SET TASK: Write only the number of lines holding the string "округа".

TASK INPUTS:
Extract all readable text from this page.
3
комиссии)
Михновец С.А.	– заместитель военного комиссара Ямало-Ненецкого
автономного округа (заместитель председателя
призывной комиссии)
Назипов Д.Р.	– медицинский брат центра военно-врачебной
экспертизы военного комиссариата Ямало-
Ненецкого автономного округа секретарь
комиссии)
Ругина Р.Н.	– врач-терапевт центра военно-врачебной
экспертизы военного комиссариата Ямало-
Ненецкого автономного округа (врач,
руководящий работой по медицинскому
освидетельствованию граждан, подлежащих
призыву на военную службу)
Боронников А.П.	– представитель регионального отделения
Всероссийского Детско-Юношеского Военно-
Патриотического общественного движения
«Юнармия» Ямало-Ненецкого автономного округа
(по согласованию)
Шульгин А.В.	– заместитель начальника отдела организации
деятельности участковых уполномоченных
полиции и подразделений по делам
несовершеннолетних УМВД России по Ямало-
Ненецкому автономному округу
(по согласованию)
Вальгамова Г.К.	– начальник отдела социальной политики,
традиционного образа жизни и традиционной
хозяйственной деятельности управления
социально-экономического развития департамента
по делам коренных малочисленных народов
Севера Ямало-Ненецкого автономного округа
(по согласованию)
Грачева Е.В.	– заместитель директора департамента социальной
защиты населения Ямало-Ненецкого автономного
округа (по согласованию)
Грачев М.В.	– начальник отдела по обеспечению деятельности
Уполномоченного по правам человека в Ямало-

ANSWER TO THIS PROBLEM: 6